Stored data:
#####

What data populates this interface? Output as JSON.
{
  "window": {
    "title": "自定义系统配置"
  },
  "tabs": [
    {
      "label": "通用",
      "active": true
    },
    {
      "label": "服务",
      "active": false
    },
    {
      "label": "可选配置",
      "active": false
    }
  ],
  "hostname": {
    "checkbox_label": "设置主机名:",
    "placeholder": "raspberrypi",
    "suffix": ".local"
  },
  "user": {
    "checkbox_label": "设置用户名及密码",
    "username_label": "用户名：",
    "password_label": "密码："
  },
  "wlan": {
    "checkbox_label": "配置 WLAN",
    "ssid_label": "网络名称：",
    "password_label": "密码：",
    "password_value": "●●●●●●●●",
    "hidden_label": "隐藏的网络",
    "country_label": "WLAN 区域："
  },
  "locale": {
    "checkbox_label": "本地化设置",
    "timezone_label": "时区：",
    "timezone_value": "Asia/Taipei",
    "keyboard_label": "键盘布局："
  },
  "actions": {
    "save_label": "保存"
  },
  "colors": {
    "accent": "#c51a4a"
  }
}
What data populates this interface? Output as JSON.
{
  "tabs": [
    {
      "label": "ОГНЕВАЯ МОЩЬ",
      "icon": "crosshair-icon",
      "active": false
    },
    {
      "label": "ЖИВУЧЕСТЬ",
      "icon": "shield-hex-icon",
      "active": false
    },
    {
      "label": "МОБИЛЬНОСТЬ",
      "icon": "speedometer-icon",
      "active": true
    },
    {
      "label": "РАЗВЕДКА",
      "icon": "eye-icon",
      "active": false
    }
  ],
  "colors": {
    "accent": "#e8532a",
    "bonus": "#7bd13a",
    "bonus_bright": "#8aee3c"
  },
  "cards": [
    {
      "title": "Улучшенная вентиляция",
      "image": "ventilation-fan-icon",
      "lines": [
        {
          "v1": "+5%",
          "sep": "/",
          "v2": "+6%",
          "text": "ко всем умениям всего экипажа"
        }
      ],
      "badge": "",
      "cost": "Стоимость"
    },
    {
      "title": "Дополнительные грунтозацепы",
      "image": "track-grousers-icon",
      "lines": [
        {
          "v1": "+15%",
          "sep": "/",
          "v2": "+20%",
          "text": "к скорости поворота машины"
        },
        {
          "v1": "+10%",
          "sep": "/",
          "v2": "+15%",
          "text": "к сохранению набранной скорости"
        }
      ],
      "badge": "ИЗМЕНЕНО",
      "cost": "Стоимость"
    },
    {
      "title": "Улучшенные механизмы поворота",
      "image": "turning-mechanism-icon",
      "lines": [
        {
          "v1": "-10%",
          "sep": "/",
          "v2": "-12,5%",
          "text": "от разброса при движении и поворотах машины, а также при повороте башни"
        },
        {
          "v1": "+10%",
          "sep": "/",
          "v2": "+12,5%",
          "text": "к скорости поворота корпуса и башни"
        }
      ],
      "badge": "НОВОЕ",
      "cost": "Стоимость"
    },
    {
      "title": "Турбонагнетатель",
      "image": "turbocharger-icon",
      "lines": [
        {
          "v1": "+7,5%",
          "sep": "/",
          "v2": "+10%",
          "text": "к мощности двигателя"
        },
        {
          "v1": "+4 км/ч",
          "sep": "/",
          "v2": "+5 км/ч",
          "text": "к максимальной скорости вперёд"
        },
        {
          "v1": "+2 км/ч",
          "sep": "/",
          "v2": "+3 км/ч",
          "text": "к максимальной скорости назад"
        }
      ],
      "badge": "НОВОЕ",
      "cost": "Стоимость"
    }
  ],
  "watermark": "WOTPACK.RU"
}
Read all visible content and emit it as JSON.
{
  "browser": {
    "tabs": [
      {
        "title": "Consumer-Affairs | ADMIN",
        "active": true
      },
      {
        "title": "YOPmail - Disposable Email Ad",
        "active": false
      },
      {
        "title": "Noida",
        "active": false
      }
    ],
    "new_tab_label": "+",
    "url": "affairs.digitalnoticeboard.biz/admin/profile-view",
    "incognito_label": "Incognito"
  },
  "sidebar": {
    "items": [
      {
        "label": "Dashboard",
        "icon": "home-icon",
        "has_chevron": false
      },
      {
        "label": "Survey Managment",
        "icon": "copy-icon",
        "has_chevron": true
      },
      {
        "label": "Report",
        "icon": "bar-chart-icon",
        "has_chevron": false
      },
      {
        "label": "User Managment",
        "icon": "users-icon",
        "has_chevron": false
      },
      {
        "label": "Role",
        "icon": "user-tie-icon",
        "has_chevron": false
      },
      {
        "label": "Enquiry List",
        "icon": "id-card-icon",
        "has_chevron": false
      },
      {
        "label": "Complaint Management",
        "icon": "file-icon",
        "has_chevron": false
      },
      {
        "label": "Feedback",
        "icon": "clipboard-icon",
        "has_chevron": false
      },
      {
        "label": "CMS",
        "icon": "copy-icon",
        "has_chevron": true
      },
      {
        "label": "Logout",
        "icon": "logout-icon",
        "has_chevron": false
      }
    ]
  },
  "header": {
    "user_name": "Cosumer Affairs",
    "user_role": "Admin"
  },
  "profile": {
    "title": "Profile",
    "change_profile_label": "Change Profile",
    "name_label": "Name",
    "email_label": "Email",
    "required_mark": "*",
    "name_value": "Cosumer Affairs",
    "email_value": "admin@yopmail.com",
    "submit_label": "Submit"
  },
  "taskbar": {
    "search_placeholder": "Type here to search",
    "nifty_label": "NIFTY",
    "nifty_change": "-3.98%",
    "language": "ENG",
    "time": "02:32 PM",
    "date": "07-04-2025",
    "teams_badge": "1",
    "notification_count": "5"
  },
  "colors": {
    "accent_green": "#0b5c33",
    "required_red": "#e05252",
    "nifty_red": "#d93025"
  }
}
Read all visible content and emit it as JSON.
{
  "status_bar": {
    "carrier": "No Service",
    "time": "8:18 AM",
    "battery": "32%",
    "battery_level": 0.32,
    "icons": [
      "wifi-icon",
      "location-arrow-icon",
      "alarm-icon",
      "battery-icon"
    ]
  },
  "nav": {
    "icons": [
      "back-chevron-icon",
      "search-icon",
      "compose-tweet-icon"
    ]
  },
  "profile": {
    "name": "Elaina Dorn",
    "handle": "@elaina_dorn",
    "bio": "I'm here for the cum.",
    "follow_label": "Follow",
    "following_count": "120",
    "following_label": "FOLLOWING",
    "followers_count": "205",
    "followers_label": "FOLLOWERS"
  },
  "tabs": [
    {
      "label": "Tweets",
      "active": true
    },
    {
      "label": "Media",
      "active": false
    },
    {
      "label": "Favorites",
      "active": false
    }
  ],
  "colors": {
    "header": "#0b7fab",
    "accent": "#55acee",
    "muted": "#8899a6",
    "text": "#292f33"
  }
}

#####

SET TASK:
Copy down the whole of the data above, matching it exactly.

EXERCISE RESPONSE:
What data populates this interface? Output as JSON.
{
  "window": {
    "title": "自定义系统配置"
  },
  "tabs": [
    {
      "label": "通用",
      "active": true
    },
    {
      "label": "服务",
      "active": false
    },
    {
      "label": "可选配置",
      "active": false
    }
  ],
  "hostname": {
    "checkbox_label": "设置主机名:",
    "placeholder": "raspberrypi",
    "suffix": ".local"
  },
  "user": {
    "checkbox_label": "设置用户名及密码",
    "username_label": "用户名：",
    "password_label": "密码："
  },
  "wlan": {
    "checkbox_label": "配置 WLAN",
    "ssid_label": "网络名称：",
    "password_label": "密码：",
    "password_value": "●●●●●●●●",
    "hidden_label": "隐藏的网络",
    "country_label": "WLAN 区域："
  },
  "locale": {
    "checkbox_label": "本地化设置",
    "timezone_label": "时区：",
    "timezone_value": "Asia/Taipei",
    "keyboard_label": "键盘布局："
  },
  "actions": {
    "save_label": "保存"
  },
  "colors": {
    "accent": "#c51a4a"
  }
}
What data populates this interface? Output as JSON.
{
  "tabs": [
    {
      "label": "ОГНЕВАЯ МОЩЬ",
      "icon": "crosshair-icon",
      "active": false
    },
    {
      "label": "ЖИВУЧЕСТЬ",
      "icon": "shield-hex-icon",
      "active": false
    },
    {
      "label": "МОБИЛЬНОСТЬ",
      "icon": "speedometer-icon",
      "active": true
    },
    {
      "label": "РАЗВЕДКА",
      "icon": "eye-icon",
      "active": false
    }
  ],
  "colors": {
    "accent": "#e8532a",
    "bonus": "#7bd13a",
    "bonus_bright": "#8aee3c"
  },
  "cards": [
    {
      "title": "Улучшенная вентиляция",
      "image": "ventilation-fan-icon",
      "lines": [
        {
          "v1": "+5%",
          "sep": "/",
          "v2": "+6%",
          "text": "ко всем умениям всего экипажа"
        }
      ],
      "badge": "",
      "cost": "Стоимость"
    },
    {
      "title": "Дополнительные грунтозацепы",
      "image": "track-grousers-icon",
      "lines": [
        {
          "v1": "+15%",
          "sep": "/",
          "v2": "+20%",
          "text": "к скорости поворота машины"
        },
        {
          "v1": "+10%",
          "sep": "/",
          "v2": "+15%",
          "text": "к сохранению набранной скорости"
        }
      ],
      "badge": "ИЗМЕНЕНО",
      "cost": "Стоимость"
    },
    {
      "title": "Улучшенные механизмы поворота",
      "image": "turning-mechanism-icon",
      "lines": [
        {
          "v1": "-10%",
          "sep": "/",
          "v2": "-12,5%",
          "text": "от разброса при движении и поворотах машины, а также при повороте башни"
        },
        {
          "v1": "+10%",
          "sep": "/",
          "v2": "+12,5%",
          "text": "к скорости поворота корпуса и башни"
        }
      ],
      "badge": "НОВОЕ",
      "cost": "Стоимость"
    },
    {
      "title": "Турбонагнетатель",
      "image": "turbocharger-icon",
      "lines": [
        {
          "v1": "+7,5%",
          "sep": "/",
          "v2": "+10%",
          "text": "к мощности двигателя"
        },
        {
          "v1": "+4 км/ч",
          "sep": "/",
          "v2": "+5 км/ч",
          "text": "к максимальной скорости вперёд"
        },
        {
          "v1": "+2 км/ч",
          "sep": "/",
          "v2": "+3 км/ч",
          "text": "к максимальной скорости назад"
        }
      ],
      "badge": "НОВОЕ",
      "cost": "Стоимость"
    }
  ],
  "watermark": "WOTPACK.RU"
}
Read all visible content and emit it as JSON.
{
  "browser": {
    "tabs": [
      {
        "title": "Consumer-Affairs | ADMIN",
        "active": true
      },
      {
        "title": "YOPmail - Disposable Email Ad",
        "active": false
      },
      {
        "title": "Noida",
        "active": false
      }
    ],
    "new_tab_label": "+",
    "url": "affairs.digitalnoticeboard.biz/admin/profile-view",
    "incognito_label": "Incognito"
  },
  "sidebar": {
    "items": [
      {
        "label": "Dashboard",
        "icon": "home-icon",
        "has_chevron": false
      },
      {
        "label": "Survey Managment",
        "icon": "copy-icon",
        "has_chevron": true
      },
      {
        "label": "Report",
        "icon": "bar-chart-icon",
        "has_chevron": false
      },
      {
        "label": "User Managment",
        "icon": "users-icon",
        "has_chevron": false
      },
      {
        "label": "Role",
        "icon": "user-tie-icon",
        "has_chevron": false
      },
      {
        "label": "Enquiry List",
        "icon": "id-card-icon",
        "has_chevron": false
      },
      {
        "label": "Complaint Management",
        "icon": "file-icon",
        "has_chevron": false
      },
      {
        "label": "Feedback",
        "icon": "clipboard-icon",
        "has_chevron": false
      },
      {
        "label": "CMS",
        "icon": "copy-icon",
        "has_chevron": true
      },
      {
        "label": "Logout",
        "icon": "logout-icon",
        "has_chevron": false
      }
    ]
  },
  "header": {
    "user_name": "Cosumer Affairs",
    "user_role": "Admin"
  },
  "profile": {
    "title": "Profile",
    "change_profile_label": "Change Profile",
    "name_label": "Name",
    "email_label": "Email",
    "required_mark": "*",
    "name_value": "Cosumer Affairs",
    "email_value": "admin@yopmail.com",
    "submit_label": "Submit"
  },
  "taskbar": {
    "search_placeholder": "Type here to search",
    "nifty_label": "NIFTY",
    "nifty_change": "-3.98%",
    "language": "ENG",
    "time": "02:32 PM",
    "date": "07-04-2025",
    "teams_badge": "1",
    "notification_count": "5"
  },
  "colors": {
    "accent_green": "#0b5c33",
    "required_red": "#e05252",
    "nifty_red": "#d93025"
  }
}
Read all visible content and emit it as JSON.
{
  "status_bar": {
    "carrier": "No Service",
    "time": "8:18 AM",
    "battery": "32%",
    "battery_level": 0.32,
    "icons": [
      "wifi-icon",
      "location-arrow-icon",
      "alarm-icon",
      "battery-icon"
    ]
  },
  "nav": {
    "icons": [
      "back-chevron-icon",
      "search-icon",
      "compose-tweet-icon"
    ]
  },
  "profile": {
    "name": "Elaina Dorn",
    "handle": "@elaina_dorn",
    "bio": "I'm here for the cum.",
    "follow_label": "Follow",
    "following_count": "120",
    "following_label": "FOLLOWING",
    "followers_count": "205",
    "followers_label": "FOLLOWERS"
  },
  "tabs": [
    {
      "label": "Tweets",
      "active": true
    },
    {
      "label": "Media",
      "active": false
    },
    {
      "label": "Favorites",
      "active": false
    }
  ],
  "colors": {
    "header": "#0b7fab",
    "accent": "#55acee",
    "muted": "#8899a6",
    "text": "#292f33"
  }
}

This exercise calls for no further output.